## STATED EXERCISE
Return the complete listing that follows, with each line reproduced exactly.

## DATASET RECORDS
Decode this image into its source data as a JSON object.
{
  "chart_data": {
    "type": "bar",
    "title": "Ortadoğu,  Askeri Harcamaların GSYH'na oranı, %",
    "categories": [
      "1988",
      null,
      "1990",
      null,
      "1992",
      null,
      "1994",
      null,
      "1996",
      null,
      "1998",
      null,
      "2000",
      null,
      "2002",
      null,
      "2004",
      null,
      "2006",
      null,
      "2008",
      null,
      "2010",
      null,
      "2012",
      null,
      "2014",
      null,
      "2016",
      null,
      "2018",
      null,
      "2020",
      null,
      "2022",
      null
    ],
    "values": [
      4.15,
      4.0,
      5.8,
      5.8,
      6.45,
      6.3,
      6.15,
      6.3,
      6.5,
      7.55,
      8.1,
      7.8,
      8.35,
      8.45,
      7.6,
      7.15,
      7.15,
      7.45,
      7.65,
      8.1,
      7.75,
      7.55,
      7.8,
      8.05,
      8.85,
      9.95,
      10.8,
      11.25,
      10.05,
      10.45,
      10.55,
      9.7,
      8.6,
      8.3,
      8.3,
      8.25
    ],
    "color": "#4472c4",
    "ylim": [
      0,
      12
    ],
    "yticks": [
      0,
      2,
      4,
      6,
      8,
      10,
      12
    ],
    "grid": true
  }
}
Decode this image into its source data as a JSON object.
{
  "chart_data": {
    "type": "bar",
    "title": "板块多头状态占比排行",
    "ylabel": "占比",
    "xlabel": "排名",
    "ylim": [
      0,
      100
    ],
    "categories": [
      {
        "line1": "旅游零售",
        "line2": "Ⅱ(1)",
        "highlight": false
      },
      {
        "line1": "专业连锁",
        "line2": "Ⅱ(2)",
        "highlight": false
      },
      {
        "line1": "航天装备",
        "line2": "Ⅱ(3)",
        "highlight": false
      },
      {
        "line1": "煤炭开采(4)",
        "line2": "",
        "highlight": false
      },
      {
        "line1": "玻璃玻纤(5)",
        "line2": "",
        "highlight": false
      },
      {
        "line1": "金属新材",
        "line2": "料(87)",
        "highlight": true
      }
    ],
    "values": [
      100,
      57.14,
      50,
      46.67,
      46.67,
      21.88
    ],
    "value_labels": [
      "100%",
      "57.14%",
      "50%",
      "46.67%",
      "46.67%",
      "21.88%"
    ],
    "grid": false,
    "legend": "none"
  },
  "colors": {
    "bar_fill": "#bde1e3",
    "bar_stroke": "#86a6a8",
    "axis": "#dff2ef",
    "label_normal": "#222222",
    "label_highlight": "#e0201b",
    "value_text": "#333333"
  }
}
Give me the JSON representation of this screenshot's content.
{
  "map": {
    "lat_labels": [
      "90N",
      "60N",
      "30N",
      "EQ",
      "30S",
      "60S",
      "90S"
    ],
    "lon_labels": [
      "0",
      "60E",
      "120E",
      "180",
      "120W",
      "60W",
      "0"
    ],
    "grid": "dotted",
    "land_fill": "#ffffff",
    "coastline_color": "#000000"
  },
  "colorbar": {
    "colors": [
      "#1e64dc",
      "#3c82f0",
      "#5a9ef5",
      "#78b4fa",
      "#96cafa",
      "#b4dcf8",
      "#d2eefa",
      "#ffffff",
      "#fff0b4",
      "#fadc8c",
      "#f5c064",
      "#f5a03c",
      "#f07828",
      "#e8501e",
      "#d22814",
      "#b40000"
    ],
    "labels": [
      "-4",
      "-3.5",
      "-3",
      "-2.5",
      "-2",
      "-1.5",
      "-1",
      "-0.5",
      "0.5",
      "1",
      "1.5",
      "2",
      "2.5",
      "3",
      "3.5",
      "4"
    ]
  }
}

## REPLY TO THE EXERCISE
Decode this image into its source data as a JSON object.
{
  "chart_data": {
    "type": "bar",
    "title": "Ortadoğu,  Askeri Harcamaların GSYH'na oranı, %",
    "categories": [
      "1988",
      null,
      "1990",
      null,
      "1992",
      null,
      "1994",
      null,
      "1996",
      null,
      "1998",
      null,
      "2000",
      null,
      "2002",
      null,
      "2004",
      null,
      "2006",
      null,
      "2008",
      null,
      "2010",
      null,
      "2012",
      null,
      "2014",
      null,
      "2016",
      null,
      "2018",
      null,
      "2020",
      null,
      "2022",
      null
    ],
    "values": [
      4.15,
      4.0,
      5.8,
      5.8,
      6.45,
      6.3,
      6.15,
      6.3,
      6.5,
      7.55,
      8.1,
      7.8,
      8.35,
      8.45,
      7.6,
      7.15,
      7.15,
      7.45,
      7.65,
      8.1,
      7.75,
      7.55,
      7.8,
      8.05,
      8.85,
      9.95,
      10.8,
      11.25,
      10.05,
      10.45,
      10.55,
      9.7,
      8.6,
      8.3,
      8.3,
      8.25
    ],
    "color": "#4472c4",
    "ylim": [
      0,
      12
    ],
    "yticks": [
      0,
      2,
      4,
      6,
      8,
      10,
      12
    ],
    "grid": true
  }
}
Decode this image into its source data as a JSON object.
{
  "chart_data": {
    "type": "bar",
    "title": "板块多头状态占比排行",
    "ylabel": "占比",
    "xlabel": "排名",
    "ylim": [
      0,
      100
    ],
    "categories": [
      {
        "line1": "旅游零售",
        "line2": "Ⅱ(1)",
        "highlight": false
      },
      {
        "line1": "专业连锁",
        "line2": "Ⅱ(2)",
        "highlight": false
      },
      {
        "line1": "航天装备",
        "line2": "Ⅱ(3)",
        "highlight": false
      },
      {
        "line1": "煤炭开采(4)",
        "line2": "",
        "highlight": false
      },
      {
        "line1": "玻璃玻纤(5)",
        "line2": "",
        "highlight": false
      },
      {
        "line1": "金属新材",
        "line2": "料(87)",
        "highlight": true
      }
    ],
    "values": [
      100,
      57.14,
      50,
      46.67,
      46.67,
      21.88
    ],
    "value_labels": [
      "100%",
      "57.14%",
      "50%",
      "46.67%",
      "46.67%",
      "21.88%"
    ],
    "grid": false,
    "legend": "none"
  },
  "colors": {
    "bar_fill": "#bde1e3",
    "bar_stroke": "#86a6a8",
    "axis": "#dff2ef",
    "label_normal": "#222222",
    "label_highlight": "#e0201b",
    "value_text": "#333333"
  }
}
Give me the JSON representation of this screenshot's content.
{
  "map": {
    "lat_labels": [
      "90N",
      "60N",
      "30N",
      "EQ",
      "30S",
      "60S",
      "90S"
    ],
    "lon_labels": [
      "0",
      "60E",
      "120E",
      "180",
      "120W",
      "60W",
      "0"
    ],
    "grid": "dotted",
    "land_fill": "#ffffff",
    "coastline_color": "#000000"
  },
  "colorbar": {
    "colors": [
      "#1e64dc",
      "#3c82f0",
      "#5a9ef5",
      "#78b4fa",
      "#96cafa",
      "#b4dcf8",
      "#d2eefa",
      "#ffffff",
      "#fff0b4",
      "#fadc8c",
      "#f5c064",
      "#f5a03c",
      "#f07828",
      "#e8501e",
      "#d22814",
      "#b40000"
    ],
    "labels": [
      "-4",
      "-3.5",
      "-3",
      "-2.5",
      "-2",
      "-1.5",
      "-1",
      "-0.5",
      "0.5",
      "1",
      "1.5",
      "2",
      "2.5",
      "3",
      "3.5",
      "4"
    ]
  }
}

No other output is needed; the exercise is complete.